TEXT TO READ:

^^^^

As for x x x respondents Bernadine Roaquin (“Roaquin”) and Albert Agsaoay (“Agsaoay”), petitioners insisted they voluntarily resigned from their posts. Roaquin signed a Release, Waiver and Quitclaim while Agsaoay signed a Certification to confirm that he received his salary and benefits and had no complaints against petitioners. Along the same strain, petitioners presented the respective Sinumpaang Salaysay of one Melba Pacheca and Nida Bahe. They were the employees who averred that Berdin likewise resigned when he was caught surreptitiously taking food out of the kitchen for his girlfriend.
The Sinumpaang Salaysay of a certain Lando Villanueva, another employee, affirmed that x x x respondent Ma. Gina Benitez (“Benitez”) was caught sleeping with x x x respondent Reynante at the workers’ quarters, in violation of management rules. The couple immediately left their jobs, but returned a year later beseeching petitioners to accept them back. Petitioners took pity on them giving Reynante a job albeit there was no vacancy at that time, and allowing the couple to live in the workers’ quarters. When Reynante’s employment was terminated on 31 January 2000, Benitez went with him voluntarily and left her job.
Petitioners then claimed that x x x respondents-spouses Evelyn and Anacleto Bastan had a misunderstanding with their co-employees. They decided to leave their posts, despite the management’s pleas for them to stay.
Still and all, the NLRC remained unperturbed and dismissed the Appeal in the assailed Decision dated 28 December 2007. Petitioners moved for reconsideration thereof but obtained no favorable relief in the challenged Resolution dated 30 March 2009.[11]
After considering the arguments presented by the respondents[12] in their memorandum of appeal, it appears that the respondents failed to submit sufficient evidence to compel Us to reverse the findings of the Labor Arbiter. There is no substantial proof presented that the money claims were paid to the complainants.[13] The best evidence of such payment is the payroll, whereas in this case, respondents merely allege payment.

^^^^

DATASET ROWS:

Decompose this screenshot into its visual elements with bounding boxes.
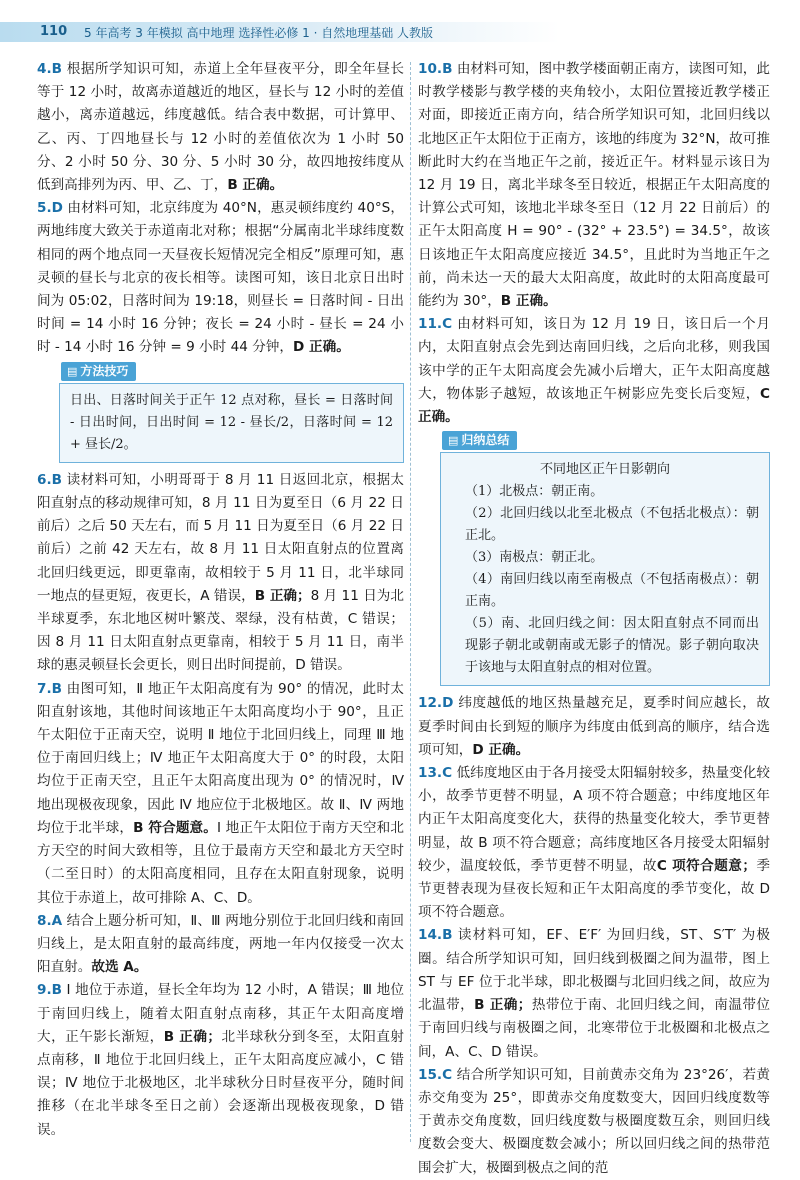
question-number: 9.B bbox=[37, 982, 62, 999]
answer-item-14 bbox=[418, 924, 770, 1063]
summary-label: 归纳总结 bbox=[461, 433, 510, 448]
question-number: 11.C bbox=[418, 316, 453, 333]
method-tip-label: 方法技巧 bbox=[80, 363, 129, 378]
right-column bbox=[418, 58, 770, 1180]
answer-label: B 正确； bbox=[163, 1028, 222, 1045]
method-tip-content bbox=[59, 383, 404, 463]
explanation-text: 结合所学知识可知，目前黄赤交角为 23°26′，若黄赤交角变为 25°，即黄赤交角度数变大，因回归线度数等于黄赤交角度数，回归线度数与极圈度数互余，则回归线度数会变大、极圈度数会减小；所以回归线之间的热带范围会扩大，极圈到极点之间的范 bbox=[418, 1066, 770, 1176]
explanation-text-continued: Ⅰ 地正午太阳位于南方天空和北方天空的时间大致相等，且位于最南方天空和最北方天空时（二至日时）的太阳高度相同，且存在太阳直射现象，说明其位于赤道上，故可排除 A、C、D。 bbox=[37, 819, 404, 906]
summary-line: （2）北回归线以北至北极点（不包括北极点）：朝正北。 bbox=[465, 506, 759, 544]
question-number: 10.B bbox=[418, 61, 453, 77]
summary-box bbox=[418, 429, 770, 686]
explanation-text-continued: 8 月 11 日为北半球夏季，东北地区树叶繁茂、翠绿，没有枯黄，C 错误；因 8 月 11 日太阳直射点更靠南，相较于 5 月 11 日，南半球的惠灵顿昼长会更长，则日出时间提前，D 错误。 bbox=[37, 587, 404, 674]
answer-label: D 正确。 bbox=[472, 741, 530, 758]
question-number: 6.B bbox=[37, 471, 62, 488]
explanation-text: 读材料可知，小明哥哥于 8 月 11 日返回北京，根据太阳直射点的移动规律可知，8 月 11 日为夏至日（6 月 22 日前后）之后 50 天左右，而 5 月 11 日为夏至日（6 月 22 日前后）之前 42 天左右，故 8 月 11 日太阳直射点的位置离北回归线更远，即更靠南，故相较于 5 月 11 日，北半球同一地点的昼更短，夜更长，A 错误， bbox=[37, 471, 404, 604]
answer-item-7 bbox=[37, 678, 404, 910]
page-header bbox=[0, 18, 800, 46]
answer-label: B 正确； bbox=[254, 587, 311, 604]
question-number: 8.A bbox=[37, 912, 63, 929]
answer-label: B 符合题意。 bbox=[133, 819, 218, 836]
question-number: 13.C bbox=[418, 765, 453, 782]
question-number: 7.B bbox=[37, 680, 62, 697]
explanation-text-continued: 北半球秋分到冬至，太阳直射点南移，Ⅱ 地位于北回归线上，正午太阳高度应减小，C 错误；Ⅳ 地位于北极地区，北半球秋分日时昼夜平分，随时间推移（在北半球冬至日之前）会逐渐出现极夜现象，D 错误。 bbox=[37, 1028, 405, 1138]
answer-item-5 bbox=[37, 197, 404, 359]
summary-line: （5）南、北回归线之间：因太阳直射点不同而出现影子朝北或朝南或无影子的情况。影子朝向取决于该地与太阳直射点的相对位置。 bbox=[465, 616, 759, 676]
question-number: 12.D bbox=[418, 695, 454, 712]
column-divider bbox=[410, 62, 411, 1142]
answer-label: D 正确。 bbox=[292, 339, 350, 356]
answer-label: B 正确。 bbox=[227, 177, 284, 194]
answer-item-15 bbox=[418, 1064, 770, 1180]
book-icon: ▤ bbox=[448, 434, 459, 448]
book-icon: ▤ bbox=[67, 364, 78, 378]
answer-item-4 bbox=[37, 58, 404, 197]
question-number: 5.D bbox=[37, 200, 63, 217]
answer-item-6 bbox=[37, 469, 404, 678]
method-tip-text: 日出、日落时间关于正午 12 点对称，昼长 = 日落时间 - 日出时间，日出时间 = 12 - 昼长/2，日落时间 = 12 + 昼长/2。 bbox=[70, 392, 393, 452]
question-number: 15.C bbox=[418, 1066, 453, 1083]
left-column bbox=[37, 58, 404, 1142]
summary-content bbox=[440, 452, 770, 686]
explanation-text: 纬度越低的地区热量越充足，夏季时间应越长，故夏季时间由长到短的顺序为纬度由低到高的顺序，结合选项可知， bbox=[418, 695, 771, 758]
answer-item-13 bbox=[418, 762, 770, 924]
explanation-text: 由材料可知，图中教学楼面朝正南方，读图可知，此时教学楼影与教学楼的夹角较小，太阳位置接近教学楼正对面，即接近正南方向，结合所学知识可知，北回归线以北地区正午太阳位于正南方，该地的纬度为 32°N，故可推断此时大约在当地正午之前，接近正午。材料显示该日为 12 月 19 日，离北半球冬至日较近，根据正午太阳高度的计算公式可知，该地北半球冬至日（12 月 22 日前后）的正午太阳高度 H = 90° - (32° + 23.5°) = 34.5°，故该日该地正午太阳高度应接近 34.5°，且此时为当地正午之前，尚未达一天的最大太阳高度，故此时的太阳高度最可能约为 30°， bbox=[418, 61, 771, 310]
answer-item-10 bbox=[418, 58, 770, 313]
explanation-text: 读材料可知，EF、E′F′ 为回归线，ST、S′T′ 为极圈。结合所学知识可知，回归线到极圈之间为温带，图上 ST 与 EF 位于北半球，即北极圈与北回归线之间，故应为北温带， bbox=[418, 927, 770, 1014]
explanation-text-continued: 季节更替表现为昼夜长短和正午太阳高度的季节变化，故 D 项不符合题意。 bbox=[418, 857, 770, 921]
explanation-text: 结合上题分析可知，Ⅱ、Ⅲ 两地分别位于北回归线和南回归线上，是太阳直射的最高纬度，两地一年内仅接受一次太阳直射。 bbox=[37, 912, 404, 976]
running-title: 5 年高考 3 年模拟 高中地理 选择性必修 1 · 自然地理基础 人教版 bbox=[84, 26, 434, 40]
answer-item-9 bbox=[37, 979, 404, 1141]
summary-line: （4）南回归线以南至南极点（不包括南极点）：朝正南。 bbox=[465, 572, 759, 610]
explanation-text-continued: 热带位于南、北回归线之间，南温带位于南回归线与南极圈之间，北寒带位于北极圈和北极点之间，A、C、D 错误。 bbox=[418, 997, 771, 1060]
explanation-text: 由图可知，Ⅱ 地正午太阳高度有为 90° 的情况，此时太阳直射该地，其他时间该地正午太阳高度均小于 90°，且正午太阳位于正南天空，说明 Ⅱ 地位于北回归线上，同理 Ⅲ 地位于南回归线上；Ⅳ 地正午太阳高度大于 0° 的时段，太阳均位于正南天空，且正午太阳高度出现为 0° 的情况时，Ⅳ 地出现极夜现象，因此 Ⅳ 地应位于北极地区。故 Ⅱ、Ⅳ 两地均位于北半球， bbox=[37, 680, 405, 836]
answer-label: C 正确。 bbox=[418, 385, 770, 426]
question-number: 14.B bbox=[418, 927, 453, 944]
explanation-text: 低纬度地区由于各月接受太阳辐射较多，热量变化较小，故季节更替不明显，A 项不符合题意；中纬度地区年内正午太阳高度变化大，获得的热量变化较大，季节更替明显，故 B 项不符合题意；高纬度地区各月接受太阳辐射较少，温度较低，季节更替不明显，故 bbox=[418, 765, 771, 874]
answer-item-11 bbox=[418, 313, 770, 429]
answer-item-8 bbox=[37, 910, 404, 980]
summary-line: （1）北极点：朝正南。 bbox=[465, 484, 604, 500]
question-number: 4.B bbox=[37, 61, 62, 77]
answer-label: C 项符合题意； bbox=[656, 857, 756, 874]
summary-tag bbox=[442, 431, 517, 450]
page-number: 110 bbox=[40, 24, 68, 39]
explanation-text: 由材料可知，北京纬度为 40°N，惠灵顿纬度约 40°S，两地纬度大致关于赤道南北对称；根据“分属南北半球纬度数相同的两个地点同一天昼夜长短情况完全相反”原理可知，惠灵顿的昼长与北京的夜长相等。读图可知，该日北京日出时间为 05:02，日落时间为 19:18，则昼长 = 日落时间 - 日出时间 = 14 小时 16 分钟；夜长 = 24 小时 - 昼长 = 24 小时 - 14 小时 16 分钟 = 9 小时 44 分钟， bbox=[37, 200, 404, 356]
answer-label: B 正确。 bbox=[500, 293, 557, 310]
explanation-text: 由材料可知，该日为 12 月 19 日，该日后一个月内，太阳直射点会先到达南回归线，之后向北移，则我国该中学的正午太阳高度会先减小后增大，正午太阳高度越大，物体影子越短，故该地正午树影应先变长后变短， bbox=[418, 316, 770, 402]
answer-item-12 bbox=[418, 692, 770, 762]
explanation-text: 根据所学知识可知，赤道上全年昼夜平分，即全年昼长等于 12 小时，故离赤道越近的地区，昼长与 12 小时的差值越小，离赤道越远，纬度越低。结合表中数据，可计算甲、乙、丙、丁四地昼长与 12 小时的差值依次为 1 小时 50 分、2 小时 50 分、30 分、5 小时 30 分，故四地按纬度从低到高排列为丙、甲、乙、丁， bbox=[37, 61, 405, 194]
summary-title: 不同地区正午日影朝向 bbox=[539, 462, 670, 478]
explanation-text: Ⅰ 地位于赤道，昼长全年均为 12 小时，A 错误；Ⅲ 地位于南回归线上，随着太阳直射点南移，其正午太阳高度增大，正午影长渐短， bbox=[37, 982, 404, 1045]
summary-line: （3）南极点：朝正北。 bbox=[465, 550, 604, 566]
method-tip-tag bbox=[61, 362, 136, 381]
answer-label: 故选 A。 bbox=[91, 959, 148, 976]
answer-label: B 正确； bbox=[474, 997, 532, 1014]
method-tip-box bbox=[37, 360, 404, 463]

^^^^

PROBLEM TO WORK ON:
Print the passage of the labor dispute text between "Petitioners then claimed" and "merely allege payment.", inclusive, word for word. Rely solely on the text about the labor dispute, not on the items.

RESULT OF THE EXERCISE:
Petitioners then claimed that x x x respondents-spouses Evelyn and Anacleto Bastan had a misunderstanding with their co-employees. They decided to leave their posts, despite the management’s pleas for them to stay.
Still and all, the NLRC remained unperturbed and dismissed the Appeal in the assailed Decision dated 28 December 2007. Petitioners moved for reconsideration thereof but obtained no favorable relief in the challenged Resolution dated 30 March 2009.[11]
After considering the arguments presented by the respondents[12] in their memorandum of appeal, it appears that the respondents failed to submit sufficient evidence to compel Us to reverse the findings of the Labor Arbiter. There is no substantial proof presented that the money claims were paid to the complainants.[13] The best evidence of such payment is the payroll, whereas in this case, respondents merely allege payment.